■ To be done ■
Pick out each line containing the string "JSON".

Figure collection entries:
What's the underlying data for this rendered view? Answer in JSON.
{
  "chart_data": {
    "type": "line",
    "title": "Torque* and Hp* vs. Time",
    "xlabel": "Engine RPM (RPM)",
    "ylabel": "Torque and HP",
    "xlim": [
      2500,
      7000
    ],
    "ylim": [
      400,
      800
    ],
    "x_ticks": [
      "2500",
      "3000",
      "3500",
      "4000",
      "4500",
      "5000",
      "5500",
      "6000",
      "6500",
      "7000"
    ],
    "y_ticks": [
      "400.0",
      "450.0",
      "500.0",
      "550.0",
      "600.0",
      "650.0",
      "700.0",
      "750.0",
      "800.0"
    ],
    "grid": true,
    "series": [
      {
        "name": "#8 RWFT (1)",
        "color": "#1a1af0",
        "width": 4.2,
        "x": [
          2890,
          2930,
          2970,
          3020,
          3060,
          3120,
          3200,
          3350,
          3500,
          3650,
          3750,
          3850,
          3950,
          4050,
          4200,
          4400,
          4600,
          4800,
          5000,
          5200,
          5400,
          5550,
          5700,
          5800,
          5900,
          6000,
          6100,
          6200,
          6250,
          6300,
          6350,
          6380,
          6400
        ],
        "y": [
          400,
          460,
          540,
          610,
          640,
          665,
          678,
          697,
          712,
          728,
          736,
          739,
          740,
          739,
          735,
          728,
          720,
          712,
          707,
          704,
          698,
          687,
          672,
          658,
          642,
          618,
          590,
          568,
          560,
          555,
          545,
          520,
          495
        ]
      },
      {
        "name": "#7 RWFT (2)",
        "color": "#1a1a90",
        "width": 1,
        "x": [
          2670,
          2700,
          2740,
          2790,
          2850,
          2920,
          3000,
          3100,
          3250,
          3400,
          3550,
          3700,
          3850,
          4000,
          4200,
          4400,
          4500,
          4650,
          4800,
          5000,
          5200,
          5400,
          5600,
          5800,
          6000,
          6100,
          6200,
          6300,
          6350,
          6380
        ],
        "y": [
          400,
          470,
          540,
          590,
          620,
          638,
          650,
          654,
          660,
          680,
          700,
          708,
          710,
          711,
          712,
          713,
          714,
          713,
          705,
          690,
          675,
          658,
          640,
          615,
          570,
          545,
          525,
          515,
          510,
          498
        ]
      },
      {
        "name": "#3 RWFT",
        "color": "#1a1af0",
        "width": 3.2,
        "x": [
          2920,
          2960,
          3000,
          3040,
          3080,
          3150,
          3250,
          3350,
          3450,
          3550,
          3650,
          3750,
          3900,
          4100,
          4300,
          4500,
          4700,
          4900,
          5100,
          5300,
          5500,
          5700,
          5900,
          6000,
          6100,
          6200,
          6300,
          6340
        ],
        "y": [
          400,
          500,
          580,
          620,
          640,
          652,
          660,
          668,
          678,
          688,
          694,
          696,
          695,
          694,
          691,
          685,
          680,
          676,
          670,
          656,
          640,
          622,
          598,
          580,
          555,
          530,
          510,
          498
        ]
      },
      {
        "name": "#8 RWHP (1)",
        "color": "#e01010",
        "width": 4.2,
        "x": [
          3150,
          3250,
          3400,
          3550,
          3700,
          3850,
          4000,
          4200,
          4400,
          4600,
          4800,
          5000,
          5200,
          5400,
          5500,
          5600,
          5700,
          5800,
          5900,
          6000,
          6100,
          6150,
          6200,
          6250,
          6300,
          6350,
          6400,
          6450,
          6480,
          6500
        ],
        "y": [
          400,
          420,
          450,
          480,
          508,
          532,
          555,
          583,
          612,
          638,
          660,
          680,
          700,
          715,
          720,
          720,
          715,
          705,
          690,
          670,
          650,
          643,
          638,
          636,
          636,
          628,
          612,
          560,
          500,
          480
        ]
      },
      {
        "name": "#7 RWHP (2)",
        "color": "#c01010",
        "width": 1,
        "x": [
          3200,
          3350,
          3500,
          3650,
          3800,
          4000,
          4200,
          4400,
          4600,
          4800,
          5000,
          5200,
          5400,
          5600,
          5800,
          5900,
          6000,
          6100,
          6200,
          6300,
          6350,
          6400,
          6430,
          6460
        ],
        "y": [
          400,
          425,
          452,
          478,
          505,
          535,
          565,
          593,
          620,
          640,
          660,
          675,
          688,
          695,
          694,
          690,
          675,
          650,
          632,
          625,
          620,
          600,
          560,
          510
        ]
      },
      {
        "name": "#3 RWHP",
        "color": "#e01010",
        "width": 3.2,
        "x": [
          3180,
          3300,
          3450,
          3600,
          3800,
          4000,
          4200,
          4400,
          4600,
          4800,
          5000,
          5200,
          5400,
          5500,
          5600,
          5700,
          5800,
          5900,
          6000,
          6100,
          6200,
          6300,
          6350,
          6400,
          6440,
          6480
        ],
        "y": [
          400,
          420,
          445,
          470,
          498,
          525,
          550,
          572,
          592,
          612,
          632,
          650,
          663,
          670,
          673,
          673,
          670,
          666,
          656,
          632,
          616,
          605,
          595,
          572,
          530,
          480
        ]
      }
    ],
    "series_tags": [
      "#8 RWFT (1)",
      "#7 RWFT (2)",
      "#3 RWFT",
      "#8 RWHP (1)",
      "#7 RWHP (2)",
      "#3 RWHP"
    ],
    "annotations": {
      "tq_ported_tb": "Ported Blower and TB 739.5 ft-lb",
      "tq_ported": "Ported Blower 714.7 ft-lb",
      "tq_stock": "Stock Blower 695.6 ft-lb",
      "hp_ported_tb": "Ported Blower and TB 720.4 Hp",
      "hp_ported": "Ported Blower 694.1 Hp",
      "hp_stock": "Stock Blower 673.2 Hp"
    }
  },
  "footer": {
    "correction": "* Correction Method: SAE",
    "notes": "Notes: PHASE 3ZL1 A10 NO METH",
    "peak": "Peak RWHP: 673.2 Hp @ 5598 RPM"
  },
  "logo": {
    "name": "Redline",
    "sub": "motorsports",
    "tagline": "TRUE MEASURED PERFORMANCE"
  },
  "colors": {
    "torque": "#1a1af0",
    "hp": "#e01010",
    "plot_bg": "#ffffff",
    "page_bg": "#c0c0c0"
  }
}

--

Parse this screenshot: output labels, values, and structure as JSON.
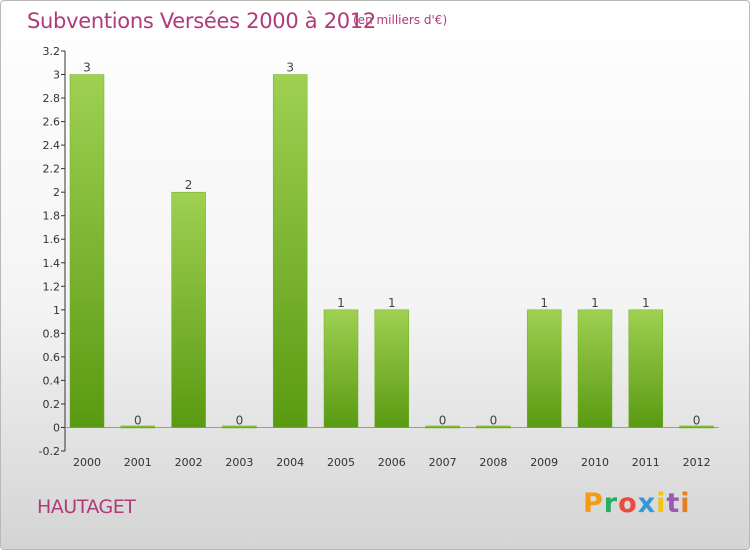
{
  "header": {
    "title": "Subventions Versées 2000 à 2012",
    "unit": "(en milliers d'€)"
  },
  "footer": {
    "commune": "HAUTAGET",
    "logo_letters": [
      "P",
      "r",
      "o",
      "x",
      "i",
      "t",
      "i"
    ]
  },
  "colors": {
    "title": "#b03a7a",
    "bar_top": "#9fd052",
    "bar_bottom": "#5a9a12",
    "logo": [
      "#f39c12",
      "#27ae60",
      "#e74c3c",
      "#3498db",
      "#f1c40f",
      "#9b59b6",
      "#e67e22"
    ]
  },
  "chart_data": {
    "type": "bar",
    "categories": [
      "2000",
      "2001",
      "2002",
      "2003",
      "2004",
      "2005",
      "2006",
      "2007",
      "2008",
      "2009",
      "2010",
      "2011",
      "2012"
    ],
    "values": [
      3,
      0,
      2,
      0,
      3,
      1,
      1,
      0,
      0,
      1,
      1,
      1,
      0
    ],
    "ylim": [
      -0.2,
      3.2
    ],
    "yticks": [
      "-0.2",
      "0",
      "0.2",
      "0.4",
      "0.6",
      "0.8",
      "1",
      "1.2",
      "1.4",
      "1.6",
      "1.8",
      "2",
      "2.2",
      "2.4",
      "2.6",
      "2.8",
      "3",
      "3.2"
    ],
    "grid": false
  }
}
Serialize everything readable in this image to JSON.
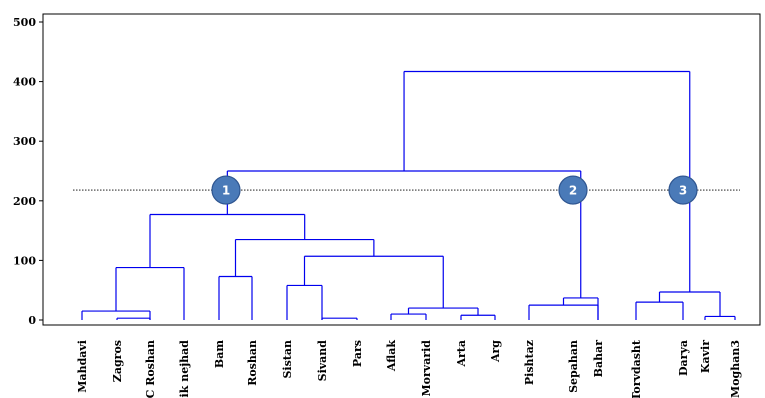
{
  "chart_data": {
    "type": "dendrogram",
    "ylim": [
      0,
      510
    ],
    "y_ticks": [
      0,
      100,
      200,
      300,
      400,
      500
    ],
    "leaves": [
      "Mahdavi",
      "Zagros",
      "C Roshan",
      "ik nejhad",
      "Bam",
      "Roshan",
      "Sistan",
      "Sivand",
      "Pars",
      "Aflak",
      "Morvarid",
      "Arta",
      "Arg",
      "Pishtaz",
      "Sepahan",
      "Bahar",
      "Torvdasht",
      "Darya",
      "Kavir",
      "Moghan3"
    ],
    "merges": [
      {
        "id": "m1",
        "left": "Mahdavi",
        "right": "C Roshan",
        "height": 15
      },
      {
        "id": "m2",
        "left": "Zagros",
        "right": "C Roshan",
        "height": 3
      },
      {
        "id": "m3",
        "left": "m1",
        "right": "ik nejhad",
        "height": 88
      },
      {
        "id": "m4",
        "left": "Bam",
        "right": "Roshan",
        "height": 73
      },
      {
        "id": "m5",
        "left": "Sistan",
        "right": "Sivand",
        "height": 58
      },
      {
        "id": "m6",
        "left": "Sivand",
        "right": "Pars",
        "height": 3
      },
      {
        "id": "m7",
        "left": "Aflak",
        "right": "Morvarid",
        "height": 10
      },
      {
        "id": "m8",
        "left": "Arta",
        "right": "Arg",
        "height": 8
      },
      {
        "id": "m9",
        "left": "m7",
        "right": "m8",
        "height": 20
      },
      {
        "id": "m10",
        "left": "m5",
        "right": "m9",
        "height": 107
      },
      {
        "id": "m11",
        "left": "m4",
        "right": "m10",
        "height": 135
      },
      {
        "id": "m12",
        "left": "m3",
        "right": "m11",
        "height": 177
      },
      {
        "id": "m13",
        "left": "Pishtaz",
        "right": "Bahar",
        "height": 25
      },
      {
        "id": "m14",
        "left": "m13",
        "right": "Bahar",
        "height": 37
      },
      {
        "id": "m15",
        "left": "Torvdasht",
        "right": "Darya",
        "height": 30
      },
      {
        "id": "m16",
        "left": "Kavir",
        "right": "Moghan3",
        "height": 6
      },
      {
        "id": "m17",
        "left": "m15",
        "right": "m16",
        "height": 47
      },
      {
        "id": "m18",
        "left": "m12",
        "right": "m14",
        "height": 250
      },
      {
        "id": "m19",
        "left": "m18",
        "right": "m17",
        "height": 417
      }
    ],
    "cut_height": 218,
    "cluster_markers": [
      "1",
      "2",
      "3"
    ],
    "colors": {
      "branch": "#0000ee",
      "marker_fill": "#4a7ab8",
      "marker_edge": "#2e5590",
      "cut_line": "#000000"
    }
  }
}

■ Solved problem ■
What's the underlying data for this rendered view? Answer in JSON.
Parse this screenshot: output labels, values, and structure as JSON.
Serialize everything readable in this image to JSON.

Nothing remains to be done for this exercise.